*Short task*. Look through the listing and locate every line containing the word "true"; copy those lines.

*Input data*.

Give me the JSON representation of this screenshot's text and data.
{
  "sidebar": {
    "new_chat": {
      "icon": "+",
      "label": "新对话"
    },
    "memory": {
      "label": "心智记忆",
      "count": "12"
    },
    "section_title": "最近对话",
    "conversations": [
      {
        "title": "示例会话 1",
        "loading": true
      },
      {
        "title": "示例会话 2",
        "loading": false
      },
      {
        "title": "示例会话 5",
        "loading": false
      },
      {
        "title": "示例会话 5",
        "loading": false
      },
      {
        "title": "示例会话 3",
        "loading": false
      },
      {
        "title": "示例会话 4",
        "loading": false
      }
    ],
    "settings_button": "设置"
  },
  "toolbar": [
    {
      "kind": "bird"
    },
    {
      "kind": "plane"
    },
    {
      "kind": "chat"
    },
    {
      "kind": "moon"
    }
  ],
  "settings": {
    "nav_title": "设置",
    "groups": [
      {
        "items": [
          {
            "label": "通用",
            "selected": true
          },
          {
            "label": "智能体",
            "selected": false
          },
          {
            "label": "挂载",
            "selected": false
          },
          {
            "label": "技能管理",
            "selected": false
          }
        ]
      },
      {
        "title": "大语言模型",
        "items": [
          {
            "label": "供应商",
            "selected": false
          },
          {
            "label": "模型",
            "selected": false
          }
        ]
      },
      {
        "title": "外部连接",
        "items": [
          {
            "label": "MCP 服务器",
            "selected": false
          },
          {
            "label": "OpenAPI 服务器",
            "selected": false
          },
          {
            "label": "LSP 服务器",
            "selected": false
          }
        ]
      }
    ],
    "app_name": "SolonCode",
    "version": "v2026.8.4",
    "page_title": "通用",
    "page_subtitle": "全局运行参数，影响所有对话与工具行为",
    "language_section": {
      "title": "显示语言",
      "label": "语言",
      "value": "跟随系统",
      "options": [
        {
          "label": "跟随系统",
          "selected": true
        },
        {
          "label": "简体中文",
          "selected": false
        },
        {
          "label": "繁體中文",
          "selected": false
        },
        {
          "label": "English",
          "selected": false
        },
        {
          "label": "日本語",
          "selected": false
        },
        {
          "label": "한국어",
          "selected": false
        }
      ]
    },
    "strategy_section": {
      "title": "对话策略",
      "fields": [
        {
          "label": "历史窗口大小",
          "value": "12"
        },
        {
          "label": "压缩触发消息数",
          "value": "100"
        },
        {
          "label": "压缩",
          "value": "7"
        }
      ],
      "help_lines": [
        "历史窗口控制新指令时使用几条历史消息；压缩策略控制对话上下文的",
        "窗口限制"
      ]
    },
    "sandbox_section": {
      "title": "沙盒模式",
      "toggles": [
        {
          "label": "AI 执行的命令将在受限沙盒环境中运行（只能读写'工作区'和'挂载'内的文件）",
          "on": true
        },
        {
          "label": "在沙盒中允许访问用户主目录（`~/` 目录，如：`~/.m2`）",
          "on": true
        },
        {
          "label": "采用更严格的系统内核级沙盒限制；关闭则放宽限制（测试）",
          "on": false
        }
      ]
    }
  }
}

*Answer in full*.
        "loading": true
            "selected": true
          "selected": true
          "on": true
          "on": true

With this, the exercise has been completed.